Figure contents as structured data:

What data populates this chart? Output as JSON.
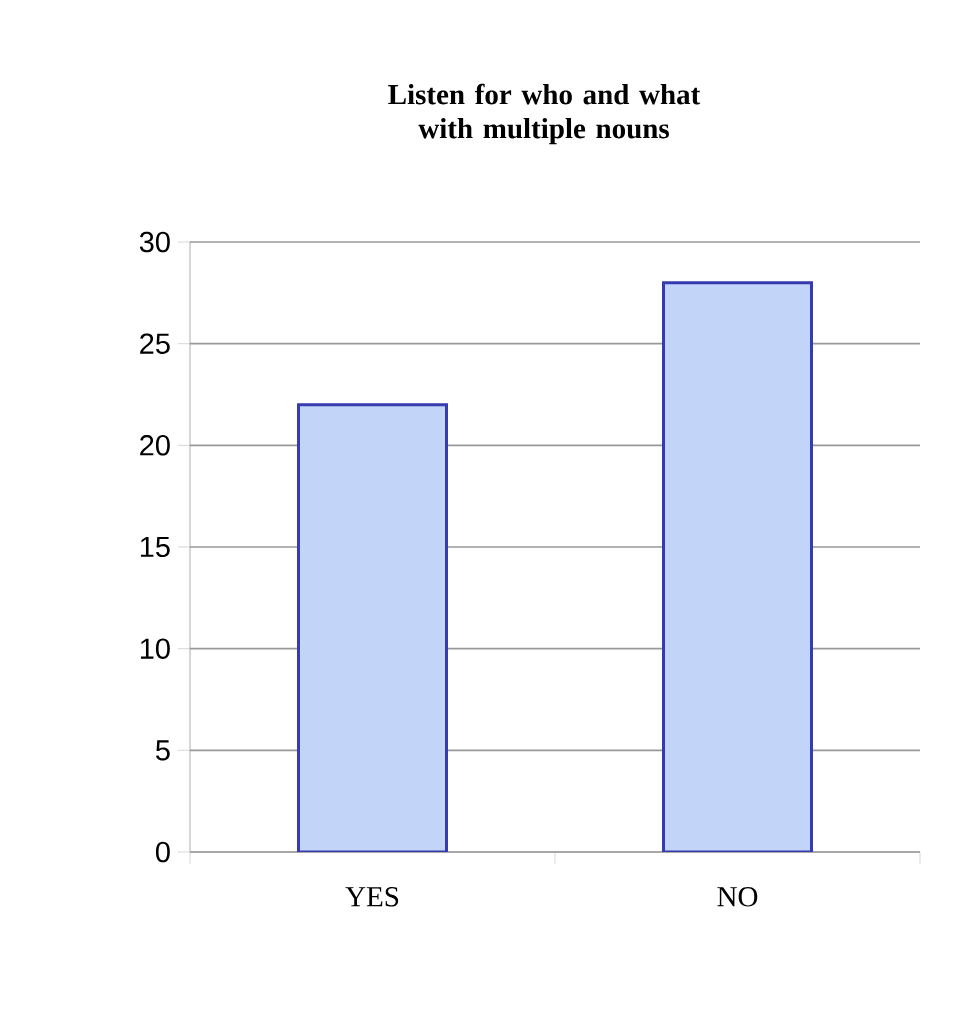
{
  "chart_data": {
    "type": "bar",
    "title": "Listen for who and what with multiple nouns",
    "categories": [
      "YES",
      "NO"
    ],
    "values": [
      22,
      28
    ],
    "color": "#c2d4f7",
    "ylim": [
      0,
      30
    ],
    "yticks": [
      0,
      5,
      10,
      15,
      20,
      25,
      30
    ],
    "grid": "y"
  }
}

TASK DIRECTIONS: An exact transcription of all the entries is required, without the pictures.

THE SOLUTION:
What data populates this chart? Output as JSON.
{
  "chart_data": {
    "type": "bar",
    "title": "Listen for who and what with multiple nouns",
    "categories": [
      "YES",
      "NO"
    ],
    "values": [
      22,
      28
    ],
    "color": "#c2d4f7",
    "ylim": [
      0,
      30
    ],
    "yticks": [
      0,
      5,
      10,
      15,
      20,
      25,
      30
    ],
    "grid": "y"
  }
}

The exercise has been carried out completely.